─── Data section

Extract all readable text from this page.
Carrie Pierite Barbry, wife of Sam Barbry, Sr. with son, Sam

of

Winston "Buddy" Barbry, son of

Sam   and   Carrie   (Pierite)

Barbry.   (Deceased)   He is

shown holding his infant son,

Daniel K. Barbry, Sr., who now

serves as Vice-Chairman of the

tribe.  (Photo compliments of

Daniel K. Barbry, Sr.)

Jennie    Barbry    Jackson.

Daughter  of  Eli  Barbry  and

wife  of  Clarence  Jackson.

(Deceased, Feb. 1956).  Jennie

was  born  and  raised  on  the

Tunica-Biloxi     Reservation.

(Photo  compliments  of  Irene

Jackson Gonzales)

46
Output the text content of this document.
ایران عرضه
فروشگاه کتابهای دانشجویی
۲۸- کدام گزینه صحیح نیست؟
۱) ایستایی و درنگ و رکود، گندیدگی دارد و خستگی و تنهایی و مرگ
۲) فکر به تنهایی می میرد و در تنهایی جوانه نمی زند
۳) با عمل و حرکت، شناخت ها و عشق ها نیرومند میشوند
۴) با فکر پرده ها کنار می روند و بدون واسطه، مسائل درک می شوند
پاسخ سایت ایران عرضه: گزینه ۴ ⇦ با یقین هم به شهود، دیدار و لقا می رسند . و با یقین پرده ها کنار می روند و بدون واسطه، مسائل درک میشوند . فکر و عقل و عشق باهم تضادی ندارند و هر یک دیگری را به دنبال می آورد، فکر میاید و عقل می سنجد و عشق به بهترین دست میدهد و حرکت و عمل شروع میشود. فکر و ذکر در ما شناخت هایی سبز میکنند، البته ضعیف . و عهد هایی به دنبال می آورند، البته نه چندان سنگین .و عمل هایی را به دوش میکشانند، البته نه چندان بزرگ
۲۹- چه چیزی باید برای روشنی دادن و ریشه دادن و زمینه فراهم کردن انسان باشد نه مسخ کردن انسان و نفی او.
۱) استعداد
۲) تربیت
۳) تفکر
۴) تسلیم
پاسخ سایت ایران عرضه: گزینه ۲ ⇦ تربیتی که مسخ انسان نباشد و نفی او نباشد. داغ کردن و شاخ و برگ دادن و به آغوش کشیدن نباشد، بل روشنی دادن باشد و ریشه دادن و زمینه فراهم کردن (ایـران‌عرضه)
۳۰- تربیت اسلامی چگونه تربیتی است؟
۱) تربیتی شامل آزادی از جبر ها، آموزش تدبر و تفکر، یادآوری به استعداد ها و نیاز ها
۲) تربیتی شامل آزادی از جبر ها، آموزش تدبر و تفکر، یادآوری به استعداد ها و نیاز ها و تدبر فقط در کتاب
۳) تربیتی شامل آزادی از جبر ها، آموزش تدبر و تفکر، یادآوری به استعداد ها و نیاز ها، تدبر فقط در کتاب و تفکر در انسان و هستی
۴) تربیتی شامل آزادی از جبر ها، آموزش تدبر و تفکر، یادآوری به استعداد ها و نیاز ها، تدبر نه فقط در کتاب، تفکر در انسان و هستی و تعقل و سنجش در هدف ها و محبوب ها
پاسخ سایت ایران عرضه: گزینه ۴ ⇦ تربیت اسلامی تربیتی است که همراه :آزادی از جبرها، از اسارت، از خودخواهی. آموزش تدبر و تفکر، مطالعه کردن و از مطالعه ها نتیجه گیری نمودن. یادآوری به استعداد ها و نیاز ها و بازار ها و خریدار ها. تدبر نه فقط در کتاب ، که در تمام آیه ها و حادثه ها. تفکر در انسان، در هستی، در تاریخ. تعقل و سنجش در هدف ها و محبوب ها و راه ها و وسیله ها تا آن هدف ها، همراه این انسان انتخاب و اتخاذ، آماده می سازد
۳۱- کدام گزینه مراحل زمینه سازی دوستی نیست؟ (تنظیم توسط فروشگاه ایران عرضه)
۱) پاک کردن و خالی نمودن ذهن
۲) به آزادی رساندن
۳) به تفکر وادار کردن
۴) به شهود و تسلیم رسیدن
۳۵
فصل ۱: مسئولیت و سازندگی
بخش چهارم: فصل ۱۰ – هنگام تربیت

──────

> [Challenge]: State the number of lines that contain the string "نیاز", with no other words.

> [Written answer]: 5